Dataset items:
"""

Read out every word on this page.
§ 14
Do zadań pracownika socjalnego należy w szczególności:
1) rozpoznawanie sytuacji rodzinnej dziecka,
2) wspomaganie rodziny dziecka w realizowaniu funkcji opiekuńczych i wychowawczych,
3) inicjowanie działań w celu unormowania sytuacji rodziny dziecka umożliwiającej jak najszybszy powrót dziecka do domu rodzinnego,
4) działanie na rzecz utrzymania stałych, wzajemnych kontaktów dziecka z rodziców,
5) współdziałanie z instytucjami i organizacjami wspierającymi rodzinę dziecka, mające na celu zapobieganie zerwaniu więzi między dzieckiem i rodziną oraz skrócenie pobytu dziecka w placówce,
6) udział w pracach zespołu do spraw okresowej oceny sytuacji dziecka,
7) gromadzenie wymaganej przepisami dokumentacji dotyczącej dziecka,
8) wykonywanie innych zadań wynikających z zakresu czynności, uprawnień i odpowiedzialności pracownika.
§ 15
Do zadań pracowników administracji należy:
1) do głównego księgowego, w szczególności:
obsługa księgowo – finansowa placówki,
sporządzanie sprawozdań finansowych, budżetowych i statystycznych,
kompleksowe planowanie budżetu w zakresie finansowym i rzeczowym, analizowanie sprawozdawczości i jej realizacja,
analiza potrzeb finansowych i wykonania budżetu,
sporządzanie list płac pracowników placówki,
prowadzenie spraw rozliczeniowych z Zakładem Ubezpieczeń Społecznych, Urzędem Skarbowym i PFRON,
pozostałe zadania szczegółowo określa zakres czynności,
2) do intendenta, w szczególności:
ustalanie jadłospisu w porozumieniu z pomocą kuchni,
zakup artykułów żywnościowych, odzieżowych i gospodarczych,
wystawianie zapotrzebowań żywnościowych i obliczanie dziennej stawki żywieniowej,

"""
"""

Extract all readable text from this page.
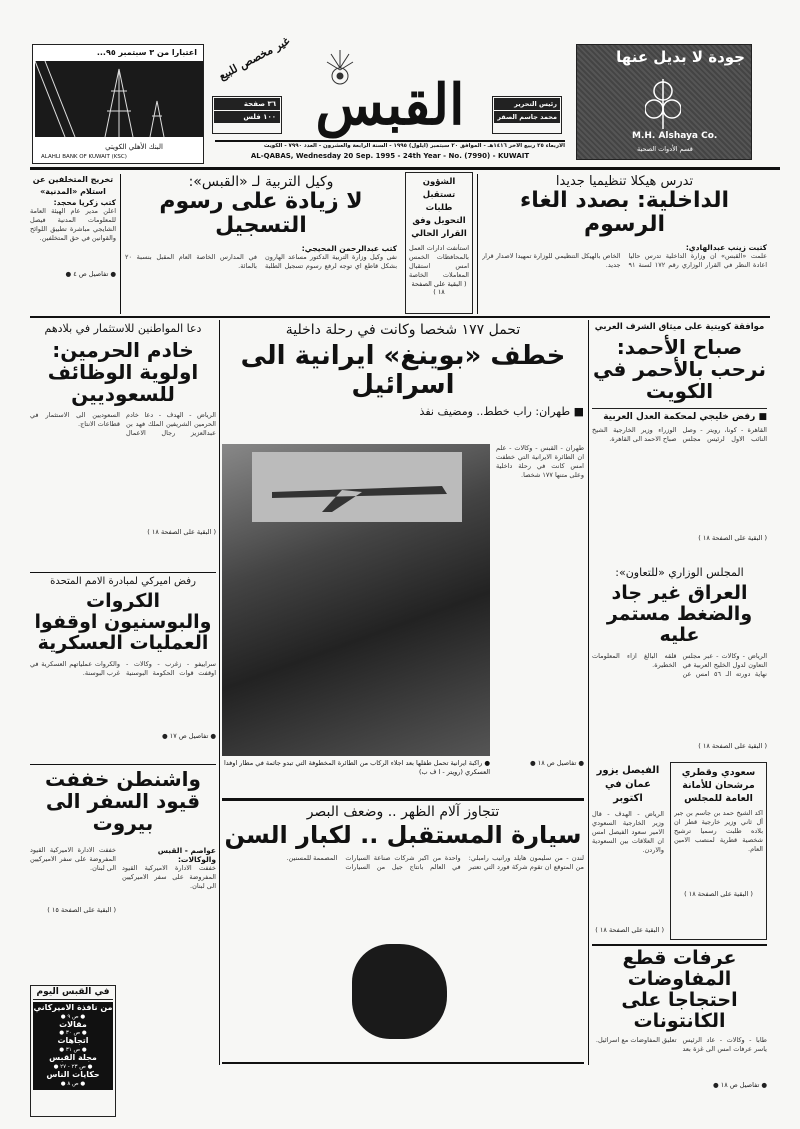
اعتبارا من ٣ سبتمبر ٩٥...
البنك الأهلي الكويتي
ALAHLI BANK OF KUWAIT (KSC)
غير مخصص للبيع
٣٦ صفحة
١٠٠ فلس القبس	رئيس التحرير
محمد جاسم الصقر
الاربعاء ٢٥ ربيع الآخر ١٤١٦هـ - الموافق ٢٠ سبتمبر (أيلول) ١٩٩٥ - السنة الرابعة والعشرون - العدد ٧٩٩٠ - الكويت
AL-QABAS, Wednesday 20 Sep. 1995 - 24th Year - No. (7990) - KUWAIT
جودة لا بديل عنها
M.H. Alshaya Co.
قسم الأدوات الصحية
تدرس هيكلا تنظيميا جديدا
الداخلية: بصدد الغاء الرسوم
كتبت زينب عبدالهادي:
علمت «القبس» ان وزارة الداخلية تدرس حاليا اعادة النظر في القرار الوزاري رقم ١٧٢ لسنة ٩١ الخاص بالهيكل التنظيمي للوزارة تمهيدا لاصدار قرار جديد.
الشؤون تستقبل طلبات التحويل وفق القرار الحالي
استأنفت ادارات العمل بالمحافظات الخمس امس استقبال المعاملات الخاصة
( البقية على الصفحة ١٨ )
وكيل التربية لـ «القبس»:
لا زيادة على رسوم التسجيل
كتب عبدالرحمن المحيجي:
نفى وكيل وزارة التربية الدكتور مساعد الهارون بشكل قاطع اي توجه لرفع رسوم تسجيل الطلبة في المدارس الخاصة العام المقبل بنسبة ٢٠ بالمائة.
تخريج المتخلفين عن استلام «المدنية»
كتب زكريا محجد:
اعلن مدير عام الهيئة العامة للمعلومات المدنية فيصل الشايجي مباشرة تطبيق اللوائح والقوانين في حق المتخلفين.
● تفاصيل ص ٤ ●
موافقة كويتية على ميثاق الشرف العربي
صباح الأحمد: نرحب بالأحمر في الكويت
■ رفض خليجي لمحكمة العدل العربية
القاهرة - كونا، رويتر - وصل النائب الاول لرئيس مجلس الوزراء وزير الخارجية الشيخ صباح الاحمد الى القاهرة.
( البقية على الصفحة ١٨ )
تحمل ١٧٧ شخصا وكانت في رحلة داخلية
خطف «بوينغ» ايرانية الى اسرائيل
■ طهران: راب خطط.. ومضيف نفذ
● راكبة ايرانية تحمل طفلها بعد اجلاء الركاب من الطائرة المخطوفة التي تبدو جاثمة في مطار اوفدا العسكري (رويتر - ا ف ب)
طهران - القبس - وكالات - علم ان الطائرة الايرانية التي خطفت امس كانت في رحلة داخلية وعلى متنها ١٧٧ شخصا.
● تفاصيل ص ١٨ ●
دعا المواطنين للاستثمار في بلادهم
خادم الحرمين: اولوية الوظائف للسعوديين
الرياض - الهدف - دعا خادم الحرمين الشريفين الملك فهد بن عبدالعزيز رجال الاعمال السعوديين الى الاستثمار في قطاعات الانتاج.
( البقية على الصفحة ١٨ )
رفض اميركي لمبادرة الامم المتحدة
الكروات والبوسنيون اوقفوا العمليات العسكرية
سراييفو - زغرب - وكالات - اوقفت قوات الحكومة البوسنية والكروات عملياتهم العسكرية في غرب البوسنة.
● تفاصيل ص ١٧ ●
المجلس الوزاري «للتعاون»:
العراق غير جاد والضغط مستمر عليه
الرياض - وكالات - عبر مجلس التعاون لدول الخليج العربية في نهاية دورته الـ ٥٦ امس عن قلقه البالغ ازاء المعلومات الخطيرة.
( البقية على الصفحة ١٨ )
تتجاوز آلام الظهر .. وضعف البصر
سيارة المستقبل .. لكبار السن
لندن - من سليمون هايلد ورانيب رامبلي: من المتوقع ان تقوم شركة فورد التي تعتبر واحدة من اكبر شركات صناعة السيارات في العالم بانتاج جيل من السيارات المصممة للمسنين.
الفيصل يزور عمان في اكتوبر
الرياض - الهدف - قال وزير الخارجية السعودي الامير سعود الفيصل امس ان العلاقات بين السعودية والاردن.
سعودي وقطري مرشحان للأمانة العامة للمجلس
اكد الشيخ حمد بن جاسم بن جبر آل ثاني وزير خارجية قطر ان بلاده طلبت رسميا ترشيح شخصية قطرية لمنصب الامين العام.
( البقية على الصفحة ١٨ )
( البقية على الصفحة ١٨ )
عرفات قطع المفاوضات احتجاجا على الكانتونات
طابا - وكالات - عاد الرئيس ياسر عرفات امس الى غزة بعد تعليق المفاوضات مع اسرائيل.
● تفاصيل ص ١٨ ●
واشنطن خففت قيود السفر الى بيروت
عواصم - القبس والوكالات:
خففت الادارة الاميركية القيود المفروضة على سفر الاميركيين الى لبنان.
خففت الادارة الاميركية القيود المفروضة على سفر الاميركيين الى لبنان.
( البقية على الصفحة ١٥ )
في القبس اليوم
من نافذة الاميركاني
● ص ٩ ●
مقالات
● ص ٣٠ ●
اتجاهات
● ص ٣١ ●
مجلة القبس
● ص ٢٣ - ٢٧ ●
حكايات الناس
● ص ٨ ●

"""

--- What this task involves ---
Return only those lines of the records that contain the string "pracowników".

--- Result of this exercise ---
Do zadań pracowników administracji należy:
sporządzanie list płac pracowników placówki,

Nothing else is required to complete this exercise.